Stored data:
>> Begin
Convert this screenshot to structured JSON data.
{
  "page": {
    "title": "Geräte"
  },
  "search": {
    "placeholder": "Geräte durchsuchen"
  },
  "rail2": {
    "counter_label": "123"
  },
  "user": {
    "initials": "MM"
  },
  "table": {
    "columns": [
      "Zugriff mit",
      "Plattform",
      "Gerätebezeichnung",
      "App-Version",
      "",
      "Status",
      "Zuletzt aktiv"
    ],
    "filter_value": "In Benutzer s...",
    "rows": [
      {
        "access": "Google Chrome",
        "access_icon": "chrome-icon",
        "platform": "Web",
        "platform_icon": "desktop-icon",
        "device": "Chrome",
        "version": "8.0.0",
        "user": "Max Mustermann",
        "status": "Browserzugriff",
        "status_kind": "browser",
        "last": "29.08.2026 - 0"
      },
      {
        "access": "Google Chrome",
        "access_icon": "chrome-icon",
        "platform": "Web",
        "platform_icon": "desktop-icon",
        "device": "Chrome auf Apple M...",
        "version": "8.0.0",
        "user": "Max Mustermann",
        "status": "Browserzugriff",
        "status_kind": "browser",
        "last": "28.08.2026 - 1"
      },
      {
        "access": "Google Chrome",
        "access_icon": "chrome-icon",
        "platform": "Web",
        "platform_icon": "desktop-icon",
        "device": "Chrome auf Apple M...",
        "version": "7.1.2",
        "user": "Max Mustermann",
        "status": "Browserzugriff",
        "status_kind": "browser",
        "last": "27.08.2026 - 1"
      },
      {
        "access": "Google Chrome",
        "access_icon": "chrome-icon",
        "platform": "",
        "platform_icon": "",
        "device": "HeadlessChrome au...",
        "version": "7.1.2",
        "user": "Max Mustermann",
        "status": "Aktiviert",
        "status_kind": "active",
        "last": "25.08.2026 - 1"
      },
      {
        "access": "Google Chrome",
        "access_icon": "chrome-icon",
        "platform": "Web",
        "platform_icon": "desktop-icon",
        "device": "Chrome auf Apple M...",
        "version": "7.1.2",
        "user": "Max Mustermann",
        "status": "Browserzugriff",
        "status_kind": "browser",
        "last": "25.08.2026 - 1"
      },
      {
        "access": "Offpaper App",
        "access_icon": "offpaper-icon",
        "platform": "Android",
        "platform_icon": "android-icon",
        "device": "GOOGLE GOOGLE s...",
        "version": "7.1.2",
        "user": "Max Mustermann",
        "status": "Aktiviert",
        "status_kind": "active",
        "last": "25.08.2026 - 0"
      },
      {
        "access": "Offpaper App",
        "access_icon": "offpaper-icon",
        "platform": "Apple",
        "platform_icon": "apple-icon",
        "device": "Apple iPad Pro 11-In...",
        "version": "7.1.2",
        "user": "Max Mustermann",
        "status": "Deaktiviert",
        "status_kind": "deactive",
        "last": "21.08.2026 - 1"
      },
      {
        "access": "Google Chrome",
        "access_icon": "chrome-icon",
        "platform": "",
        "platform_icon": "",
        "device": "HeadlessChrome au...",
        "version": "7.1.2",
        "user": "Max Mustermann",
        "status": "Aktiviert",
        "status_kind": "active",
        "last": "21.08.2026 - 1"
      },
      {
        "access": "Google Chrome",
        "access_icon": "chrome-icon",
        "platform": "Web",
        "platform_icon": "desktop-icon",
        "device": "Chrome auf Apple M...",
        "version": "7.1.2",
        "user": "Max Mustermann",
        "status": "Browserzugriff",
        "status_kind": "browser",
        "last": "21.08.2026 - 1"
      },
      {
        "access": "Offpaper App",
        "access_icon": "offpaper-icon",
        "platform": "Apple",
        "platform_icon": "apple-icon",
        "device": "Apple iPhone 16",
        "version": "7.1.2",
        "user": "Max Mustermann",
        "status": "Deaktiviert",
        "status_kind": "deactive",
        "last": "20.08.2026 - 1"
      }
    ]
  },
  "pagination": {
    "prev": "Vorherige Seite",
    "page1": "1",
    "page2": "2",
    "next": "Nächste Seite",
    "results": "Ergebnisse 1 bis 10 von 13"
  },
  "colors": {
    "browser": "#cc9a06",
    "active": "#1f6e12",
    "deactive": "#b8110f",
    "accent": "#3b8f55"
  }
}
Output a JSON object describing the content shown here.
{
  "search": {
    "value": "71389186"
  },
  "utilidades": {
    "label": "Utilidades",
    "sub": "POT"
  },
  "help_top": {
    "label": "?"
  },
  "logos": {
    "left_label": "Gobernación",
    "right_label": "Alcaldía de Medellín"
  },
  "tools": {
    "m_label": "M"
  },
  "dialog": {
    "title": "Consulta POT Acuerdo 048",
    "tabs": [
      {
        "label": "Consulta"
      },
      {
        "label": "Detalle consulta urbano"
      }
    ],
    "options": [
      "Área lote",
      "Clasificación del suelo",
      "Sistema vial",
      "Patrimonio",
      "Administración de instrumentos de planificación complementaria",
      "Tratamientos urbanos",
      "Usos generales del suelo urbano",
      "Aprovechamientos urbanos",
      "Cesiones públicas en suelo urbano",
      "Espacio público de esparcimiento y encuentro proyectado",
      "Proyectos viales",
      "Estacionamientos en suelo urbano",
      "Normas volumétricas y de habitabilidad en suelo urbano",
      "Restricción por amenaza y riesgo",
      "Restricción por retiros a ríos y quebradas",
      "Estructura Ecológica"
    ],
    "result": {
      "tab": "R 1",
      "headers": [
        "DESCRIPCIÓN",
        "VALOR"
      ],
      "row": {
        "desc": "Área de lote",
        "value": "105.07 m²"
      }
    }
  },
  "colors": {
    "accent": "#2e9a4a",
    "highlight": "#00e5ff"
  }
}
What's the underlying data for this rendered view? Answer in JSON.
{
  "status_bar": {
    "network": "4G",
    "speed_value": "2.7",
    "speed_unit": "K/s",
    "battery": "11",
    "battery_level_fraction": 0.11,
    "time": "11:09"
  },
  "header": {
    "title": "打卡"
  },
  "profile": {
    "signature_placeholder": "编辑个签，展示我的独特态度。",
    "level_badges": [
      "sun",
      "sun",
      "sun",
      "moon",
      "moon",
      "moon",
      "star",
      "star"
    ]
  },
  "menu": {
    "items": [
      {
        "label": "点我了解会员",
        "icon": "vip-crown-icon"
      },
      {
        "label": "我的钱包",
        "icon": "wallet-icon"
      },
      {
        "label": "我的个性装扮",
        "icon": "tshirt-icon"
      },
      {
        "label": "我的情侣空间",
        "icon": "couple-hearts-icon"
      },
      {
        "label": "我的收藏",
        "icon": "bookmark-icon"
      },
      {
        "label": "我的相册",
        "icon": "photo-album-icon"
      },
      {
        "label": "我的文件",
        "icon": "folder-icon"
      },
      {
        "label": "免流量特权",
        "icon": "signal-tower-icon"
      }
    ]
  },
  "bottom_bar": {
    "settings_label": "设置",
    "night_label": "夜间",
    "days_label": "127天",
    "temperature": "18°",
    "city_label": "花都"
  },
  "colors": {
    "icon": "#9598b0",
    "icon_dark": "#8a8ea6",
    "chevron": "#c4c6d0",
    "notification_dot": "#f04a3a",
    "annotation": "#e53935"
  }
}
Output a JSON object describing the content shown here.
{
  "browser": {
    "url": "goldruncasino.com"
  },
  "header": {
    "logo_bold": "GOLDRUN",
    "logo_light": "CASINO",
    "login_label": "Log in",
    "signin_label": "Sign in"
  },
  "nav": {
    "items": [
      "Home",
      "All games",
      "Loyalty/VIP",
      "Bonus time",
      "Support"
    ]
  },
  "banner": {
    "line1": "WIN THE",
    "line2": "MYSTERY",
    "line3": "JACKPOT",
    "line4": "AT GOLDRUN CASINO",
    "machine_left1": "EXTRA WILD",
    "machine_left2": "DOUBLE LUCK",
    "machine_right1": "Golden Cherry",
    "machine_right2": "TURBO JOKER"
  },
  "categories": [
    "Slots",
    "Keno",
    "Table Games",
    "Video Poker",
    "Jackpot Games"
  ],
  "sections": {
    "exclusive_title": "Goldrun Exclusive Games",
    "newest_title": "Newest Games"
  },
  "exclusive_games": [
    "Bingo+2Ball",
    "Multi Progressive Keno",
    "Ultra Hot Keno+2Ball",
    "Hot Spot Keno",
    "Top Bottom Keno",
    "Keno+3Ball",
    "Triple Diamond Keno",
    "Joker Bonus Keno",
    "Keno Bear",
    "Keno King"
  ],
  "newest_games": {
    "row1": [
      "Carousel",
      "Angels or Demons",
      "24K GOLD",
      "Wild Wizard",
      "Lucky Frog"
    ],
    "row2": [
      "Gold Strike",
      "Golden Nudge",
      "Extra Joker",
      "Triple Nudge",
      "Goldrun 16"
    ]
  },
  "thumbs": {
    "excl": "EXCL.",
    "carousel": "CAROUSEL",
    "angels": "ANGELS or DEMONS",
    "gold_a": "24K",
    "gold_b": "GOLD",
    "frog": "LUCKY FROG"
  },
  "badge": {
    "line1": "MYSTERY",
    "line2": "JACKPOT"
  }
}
>> End
§ **Goal**
Scan the material above. Extract every line in which the word "last" occurs.

§ **Output of the exercise**
        "last": "29.08.2026 - 0"
        "last": "28.08.2026 - 1"
        "last": "27.08.2026 - 1"
        "last": "25.08.2026 - 1"
        "last": "25.08.2026 - 1"
        "last": "25.08.2026 - 0"
        "last": "21.08.2026 - 1"
        "last": "21.08.2026 - 1"
        "last": "21.08.2026 - 1"
        "last": "20.08.2026 - 1"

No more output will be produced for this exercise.